**Dataset extract:**

+===+

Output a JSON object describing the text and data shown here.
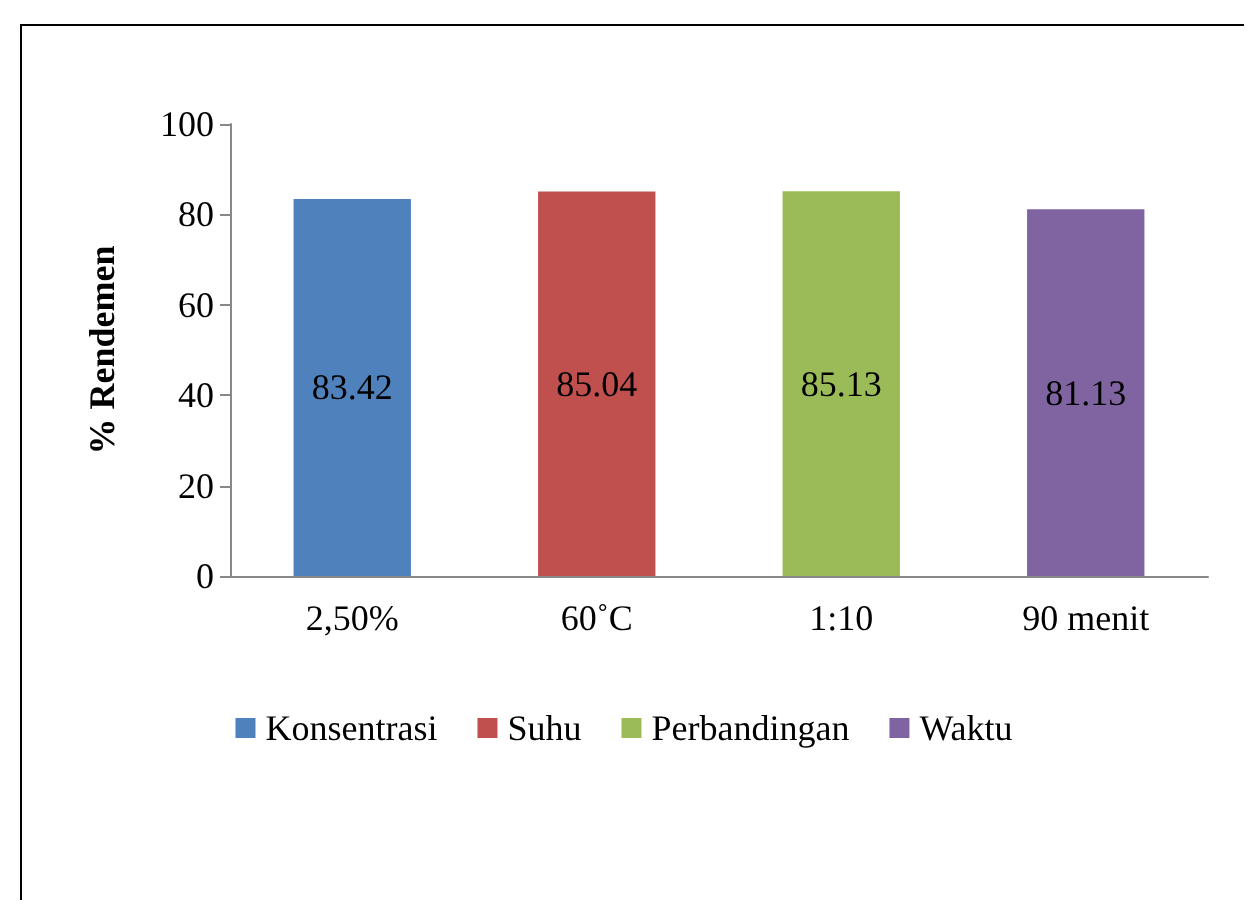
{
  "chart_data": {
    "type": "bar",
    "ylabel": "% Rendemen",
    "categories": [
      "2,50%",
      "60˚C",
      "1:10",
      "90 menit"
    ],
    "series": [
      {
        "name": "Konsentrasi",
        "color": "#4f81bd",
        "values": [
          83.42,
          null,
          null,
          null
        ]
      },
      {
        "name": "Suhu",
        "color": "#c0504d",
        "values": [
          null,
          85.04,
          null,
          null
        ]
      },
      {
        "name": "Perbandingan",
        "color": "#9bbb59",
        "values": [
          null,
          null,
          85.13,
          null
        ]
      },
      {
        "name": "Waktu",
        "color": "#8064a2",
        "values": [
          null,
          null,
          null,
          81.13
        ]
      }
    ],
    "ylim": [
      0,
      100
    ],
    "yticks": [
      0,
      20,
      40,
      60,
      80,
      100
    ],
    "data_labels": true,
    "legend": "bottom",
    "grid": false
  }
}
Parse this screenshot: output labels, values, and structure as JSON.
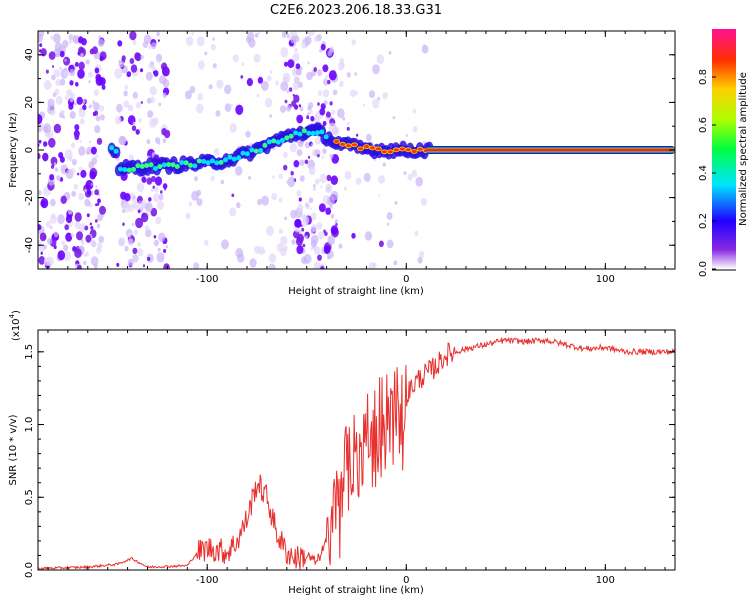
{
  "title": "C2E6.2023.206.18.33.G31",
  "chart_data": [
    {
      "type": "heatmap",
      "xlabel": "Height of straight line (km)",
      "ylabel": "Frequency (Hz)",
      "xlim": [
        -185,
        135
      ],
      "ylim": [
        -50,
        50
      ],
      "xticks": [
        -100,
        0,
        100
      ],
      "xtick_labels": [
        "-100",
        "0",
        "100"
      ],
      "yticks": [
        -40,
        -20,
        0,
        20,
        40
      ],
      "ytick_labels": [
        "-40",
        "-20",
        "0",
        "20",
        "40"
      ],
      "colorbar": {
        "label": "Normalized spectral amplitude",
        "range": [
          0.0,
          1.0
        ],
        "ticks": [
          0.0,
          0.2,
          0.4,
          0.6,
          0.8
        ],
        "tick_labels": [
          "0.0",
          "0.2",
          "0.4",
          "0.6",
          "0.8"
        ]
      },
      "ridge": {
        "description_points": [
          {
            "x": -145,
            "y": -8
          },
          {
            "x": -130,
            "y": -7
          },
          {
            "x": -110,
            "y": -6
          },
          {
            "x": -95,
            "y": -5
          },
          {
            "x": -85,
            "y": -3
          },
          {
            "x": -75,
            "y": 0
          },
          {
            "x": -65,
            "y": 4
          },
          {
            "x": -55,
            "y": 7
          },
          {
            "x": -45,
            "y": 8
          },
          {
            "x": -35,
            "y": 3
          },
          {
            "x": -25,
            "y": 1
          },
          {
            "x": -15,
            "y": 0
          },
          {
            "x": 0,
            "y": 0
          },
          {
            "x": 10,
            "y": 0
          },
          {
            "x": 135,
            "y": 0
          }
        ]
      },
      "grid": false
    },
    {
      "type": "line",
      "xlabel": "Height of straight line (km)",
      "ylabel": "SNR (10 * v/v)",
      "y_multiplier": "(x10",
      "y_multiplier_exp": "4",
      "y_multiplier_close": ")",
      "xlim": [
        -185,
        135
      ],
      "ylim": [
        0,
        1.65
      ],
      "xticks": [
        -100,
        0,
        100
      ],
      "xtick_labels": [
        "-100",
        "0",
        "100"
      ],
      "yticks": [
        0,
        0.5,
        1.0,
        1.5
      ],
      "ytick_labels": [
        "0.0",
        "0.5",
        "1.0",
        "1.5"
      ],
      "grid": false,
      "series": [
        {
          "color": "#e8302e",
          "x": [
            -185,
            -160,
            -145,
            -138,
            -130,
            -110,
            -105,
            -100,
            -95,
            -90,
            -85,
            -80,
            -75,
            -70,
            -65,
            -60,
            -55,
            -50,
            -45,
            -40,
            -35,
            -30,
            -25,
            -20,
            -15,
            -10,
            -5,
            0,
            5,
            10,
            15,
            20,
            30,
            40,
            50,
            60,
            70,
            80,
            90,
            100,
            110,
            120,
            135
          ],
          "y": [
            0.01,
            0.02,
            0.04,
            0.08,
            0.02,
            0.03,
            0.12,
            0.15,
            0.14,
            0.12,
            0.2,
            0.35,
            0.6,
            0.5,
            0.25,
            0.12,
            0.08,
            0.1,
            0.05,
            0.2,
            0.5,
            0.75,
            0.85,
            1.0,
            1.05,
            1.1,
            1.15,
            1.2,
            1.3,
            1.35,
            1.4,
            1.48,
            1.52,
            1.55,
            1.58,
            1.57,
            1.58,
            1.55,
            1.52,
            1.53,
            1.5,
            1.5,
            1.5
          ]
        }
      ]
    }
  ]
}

+===+

**Goal of the exercise:**
Extract every line of the data exactly; pictures stay out.

**Expected answer:**
Output a JSON object describing the text and data shown here.
{
  "chart_data": {
    "type": "bar",
    "ylabel": "% Rendemen",
    "categories": [
      "2,50%",
      "60˚C",
      "1:10",
      "90 menit"
    ],
    "series": [
      {
        "name": "Konsentrasi",
        "color": "#4f81bd",
        "values": [
          83.42,
          null,
          null,
          null
        ]
      },
      {
        "name": "Suhu",
        "color": "#c0504d",
        "values": [
          null,
          85.04,
          null,
          null
        ]
      },
      {
        "name": "Perbandingan",
        "color": "#9bbb59",
        "values": [
          null,
          null,
          85.13,
          null
        ]
      },
      {
        "name": "Waktu",
        "color": "#8064a2",
        "values": [
          null,
          null,
          null,
          81.13
        ]
      }
    ],
    "ylim": [
      0,
      100
    ],
    "yticks": [
      0,
      20,
      40,
      60,
      80,
      100
    ],
    "data_labels": true,
    "legend": "bottom",
    "grid": false
  }
}
Parse this screenshot: output labels, values, and structure as JSON.
{
  "title": "C2E6.2023.206.18.33.G31",
  "chart_data": [
    {
      "type": "heatmap",
      "xlabel": "Height of straight line (km)",
      "ylabel": "Frequency (Hz)",
      "xlim": [
        -185,
        135
      ],
      "ylim": [
        -50,
        50
      ],
      "xticks": [
        -100,
        0,
        100
      ],
      "xtick_labels": [
        "-100",
        "0",
        "100"
      ],
      "yticks": [
        -40,
        -20,
        0,
        20,
        40
      ],
      "ytick_labels": [
        "-40",
        "-20",
        "0",
        "20",
        "40"
      ],
      "colorbar": {
        "label": "Normalized spectral amplitude",
        "range": [
          0.0,
          1.0
        ],
        "ticks": [
          0.0,
          0.2,
          0.4,
          0.6,
          0.8
        ],
        "tick_labels": [
          "0.0",
          "0.2",
          "0.4",
          "0.6",
          "0.8"
        ]
      },
      "ridge": {
        "description_points": [
          {
            "x": -145,
            "y": -8
          },
          {
            "x": -130,
            "y": -7
          },
          {
            "x": -110,
            "y": -6
          },
          {
            "x": -95,
            "y": -5
          },
          {
            "x": -85,
            "y": -3
          },
          {
            "x": -75,
            "y": 0
          },
          {
            "x": -65,
            "y": 4
          },
          {
            "x": -55,
            "y": 7
          },
          {
            "x": -45,
            "y": 8
          },
          {
            "x": -35,
            "y": 3
          },
          {
            "x": -25,
            "y": 1
          },
          {
            "x": -15,
            "y": 0
          },
          {
            "x": 0,
            "y": 0
          },
          {
            "x": 10,
            "y": 0
          },
          {
            "x": 135,
            "y": 0
          }
        ]
      },
      "grid": false
    },
    {
      "type": "line",
      "xlabel": "Height of straight line (km)",
      "ylabel": "SNR (10 * v/v)",
      "y_multiplier": "(x10",
      "y_multiplier_exp": "4",
      "y_multiplier_close": ")",
      "xlim": [
        -185,
        135
      ],
      "ylim": [
        0,
        1.65
      ],
      "xticks": [
        -100,
        0,
        100
      ],
      "xtick_labels": [
        "-100",
        "0",
        "100"
      ],
      "yticks": [
        0,
        0.5,
        1.0,
        1.5
      ],
      "ytick_labels": [
        "0.0",
        "0.5",
        "1.0",
        "1.5"
      ],
      "grid": false,
      "series": [
        {
          "color": "#e8302e",
          "x": [
            -185,
            -160,
            -145,
            -138,
            -130,
            -110,
            -105,
            -100,
            -95,
            -90,
            -85,
            -80,
            -75,
            -70,
            -65,
            -60,
            -55,
            -50,
            -45,
            -40,
            -35,
            -30,
            -25,
            -20,
            -15,
            -10,
            -5,
            0,
            5,
            10,
            15,
            20,
            30,
            40,
            50,
            60,
            70,
            80,
            90,
            100,
            110,
            120,
            135
          ],
          "y": [
            0.01,
            0.02,
            0.04,
            0.08,
            0.02,
            0.03,
            0.12,
            0.15,
            0.14,
            0.12,
            0.2,
            0.35,
            0.6,
            0.5,
            0.25,
            0.12,
            0.08,
            0.1,
            0.05,
            0.2,
            0.5,
            0.75,
            0.85,
            1.0,
            1.05,
            1.1,
            1.15,
            1.2,
            1.3,
            1.35,
            1.4,
            1.48,
            1.52,
            1.55,
            1.58,
            1.57,
            1.58,
            1.55,
            1.52,
            1.53,
            1.5,
            1.5,
            1.5
          ]
        }
      ]
    }
  ]
}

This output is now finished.